-- Start --
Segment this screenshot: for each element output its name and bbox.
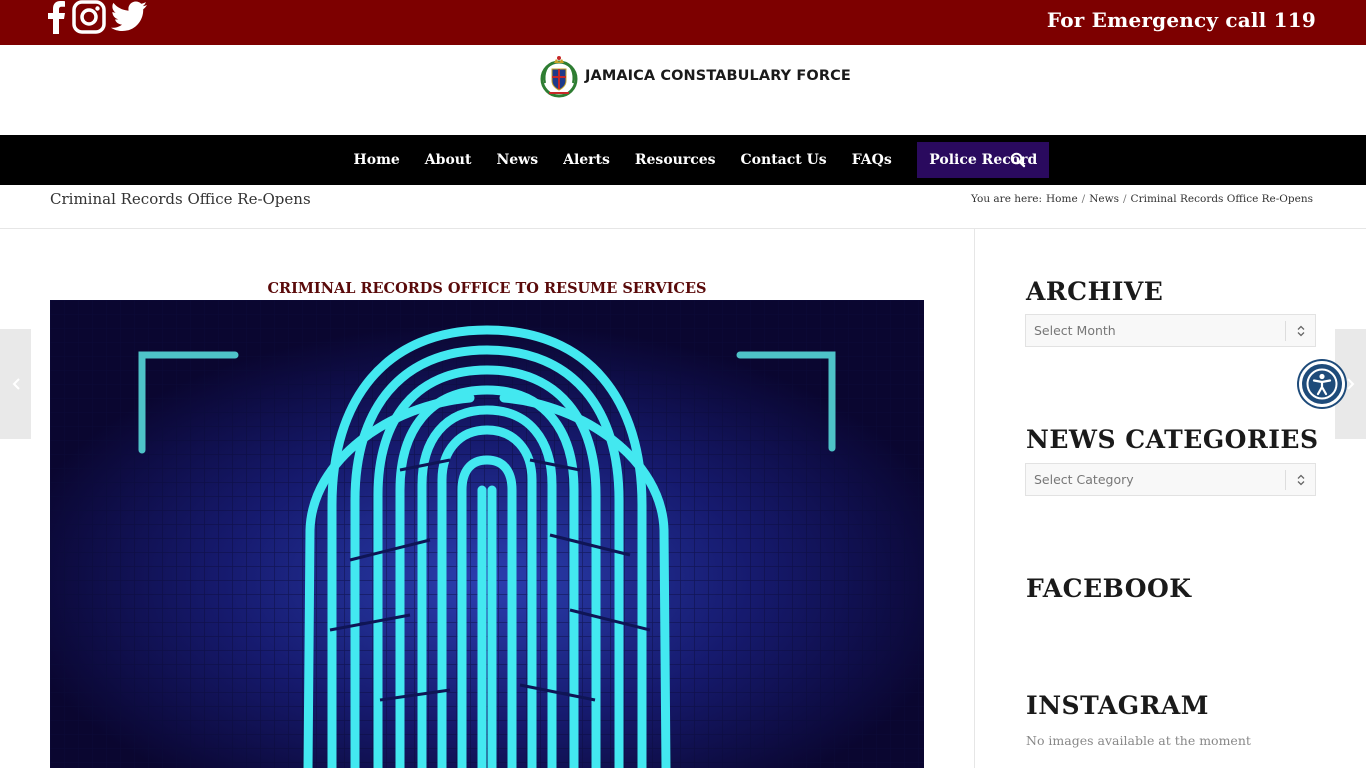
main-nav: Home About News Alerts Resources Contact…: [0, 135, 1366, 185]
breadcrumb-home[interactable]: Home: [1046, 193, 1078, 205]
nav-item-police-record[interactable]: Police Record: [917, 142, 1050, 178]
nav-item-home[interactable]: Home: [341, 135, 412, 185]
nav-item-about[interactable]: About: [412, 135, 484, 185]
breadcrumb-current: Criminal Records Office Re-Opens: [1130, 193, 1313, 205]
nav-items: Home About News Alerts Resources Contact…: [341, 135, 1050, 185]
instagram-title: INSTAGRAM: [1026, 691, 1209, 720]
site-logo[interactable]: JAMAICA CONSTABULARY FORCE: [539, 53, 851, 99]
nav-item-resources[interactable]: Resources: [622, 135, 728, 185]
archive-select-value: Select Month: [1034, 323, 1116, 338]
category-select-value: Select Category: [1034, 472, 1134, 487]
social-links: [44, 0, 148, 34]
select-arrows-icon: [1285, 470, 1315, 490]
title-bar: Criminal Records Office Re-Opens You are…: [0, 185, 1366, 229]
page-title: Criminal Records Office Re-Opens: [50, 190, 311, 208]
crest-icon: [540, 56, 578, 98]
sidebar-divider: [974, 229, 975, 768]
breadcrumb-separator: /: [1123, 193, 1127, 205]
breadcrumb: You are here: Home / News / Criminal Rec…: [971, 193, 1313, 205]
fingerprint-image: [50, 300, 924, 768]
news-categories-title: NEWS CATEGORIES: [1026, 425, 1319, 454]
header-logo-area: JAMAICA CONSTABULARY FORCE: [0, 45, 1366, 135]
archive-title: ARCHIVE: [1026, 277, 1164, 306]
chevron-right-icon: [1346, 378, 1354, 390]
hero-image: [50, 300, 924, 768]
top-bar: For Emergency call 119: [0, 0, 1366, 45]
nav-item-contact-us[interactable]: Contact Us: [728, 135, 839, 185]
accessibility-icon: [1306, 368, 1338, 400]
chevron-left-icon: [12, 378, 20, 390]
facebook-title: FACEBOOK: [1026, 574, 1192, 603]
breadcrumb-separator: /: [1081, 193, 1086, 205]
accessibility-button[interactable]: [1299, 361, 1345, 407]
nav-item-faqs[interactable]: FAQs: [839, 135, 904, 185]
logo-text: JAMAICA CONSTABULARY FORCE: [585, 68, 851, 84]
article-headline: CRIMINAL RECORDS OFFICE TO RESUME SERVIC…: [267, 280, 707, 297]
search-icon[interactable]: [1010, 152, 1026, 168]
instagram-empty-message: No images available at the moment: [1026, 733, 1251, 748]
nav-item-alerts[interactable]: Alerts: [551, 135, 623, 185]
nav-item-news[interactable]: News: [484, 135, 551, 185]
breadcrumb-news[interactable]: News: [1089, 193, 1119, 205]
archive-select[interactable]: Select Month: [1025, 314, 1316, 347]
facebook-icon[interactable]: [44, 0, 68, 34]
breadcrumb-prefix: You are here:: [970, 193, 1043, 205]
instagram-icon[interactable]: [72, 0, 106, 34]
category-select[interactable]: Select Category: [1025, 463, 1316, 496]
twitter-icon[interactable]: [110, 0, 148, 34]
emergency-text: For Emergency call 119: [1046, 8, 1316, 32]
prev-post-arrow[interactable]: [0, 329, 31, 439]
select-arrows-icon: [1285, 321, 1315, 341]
-- End --
Written problem = Rewrite the listing above with "bbox" changed to "bounding box" and everything else left as it is. Leave the pictures out.

Reply =
Segment this screenshot: for each element output its name and bounding box.
main-nav: Home About News Alerts Resources Contact…: [0, 135, 1366, 185]
breadcrumb-home[interactable]: Home: [1046, 193, 1078, 205]
nav-item-police-record[interactable]: Police Record: [917, 142, 1050, 178]
nav-item-home[interactable]: Home: [341, 135, 412, 185]
nav-item-about[interactable]: About: [412, 135, 484, 185]
breadcrumb-current: Criminal Records Office Re-Opens: [1130, 193, 1313, 205]
nav-items: Home About News Alerts Resources Contact…: [341, 135, 1050, 185]
instagram-title: INSTAGRAM: [1026, 691, 1209, 720]
site-logo[interactable]: JAMAICA CONSTABULARY FORCE: [539, 53, 851, 99]
nav-item-resources[interactable]: Resources: [622, 135, 728, 185]
archive-select-value: Select Month: [1034, 323, 1116, 338]
category-select-value: Select Category: [1034, 472, 1134, 487]
social-links: [44, 0, 148, 34]
select-arrows-icon: [1285, 470, 1315, 490]
title-bar: Criminal Records Office Re-Opens You are…: [0, 185, 1366, 229]
page-title: Criminal Records Office Re-Opens: [50, 190, 311, 208]
crest-icon: [540, 56, 578, 98]
sidebar-divider: [974, 229, 975, 768]
breadcrumb-separator: /: [1123, 193, 1127, 205]
breadcrumb: You are here: Home / News / Criminal Rec…: [971, 193, 1313, 205]
fingerprint-image: [50, 300, 924, 768]
news-categories-title: NEWS CATEGORIES: [1026, 425, 1319, 454]
header-logo-area: JAMAICA CONSTABULARY FORCE: [0, 45, 1366, 135]
archive-title: ARCHIVE: [1026, 277, 1164, 306]
chevron-right-icon: [1346, 378, 1354, 390]
hero-image: [50, 300, 924, 768]
top-bar: For Emergency call 119: [0, 0, 1366, 45]
nav-item-contact-us[interactable]: Contact Us: [728, 135, 839, 185]
accessibility-icon: [1306, 368, 1338, 400]
chevron-left-icon: [12, 378, 20, 390]
facebook-title: FACEBOOK: [1026, 574, 1192, 603]
breadcrumb-separator: /: [1081, 193, 1086, 205]
accessibility-button[interactable]: [1299, 361, 1345, 407]
nav-item-faqs[interactable]: FAQs: [839, 135, 904, 185]
logo-text: JAMAICA CONSTABULARY FORCE: [585, 68, 851, 84]
article-headline: CRIMINAL RECORDS OFFICE TO RESUME SERVIC…: [267, 280, 707, 297]
search-icon[interactable]: [1010, 152, 1026, 168]
instagram-empty-message: No images available at the moment: [1026, 733, 1251, 748]
nav-item-alerts[interactable]: Alerts: [551, 135, 623, 185]
nav-item-news[interactable]: News: [484, 135, 551, 185]
breadcrumb-news[interactable]: News: [1089, 193, 1119, 205]
archive-select[interactable]: Select Month: [1025, 314, 1316, 347]
facebook-icon[interactable]: [44, 0, 68, 34]
breadcrumb-prefix: You are here:: [970, 193, 1043, 205]
instagram-icon[interactable]: [72, 0, 106, 34]
category-select[interactable]: Select Category: [1025, 463, 1316, 496]
twitter-icon[interactable]: [110, 0, 148, 34]
emergency-text: For Emergency call 119: [1046, 8, 1316, 32]
prev-post-arrow[interactable]: [0, 329, 31, 439]
select-arrows-icon: [1285, 321, 1315, 341]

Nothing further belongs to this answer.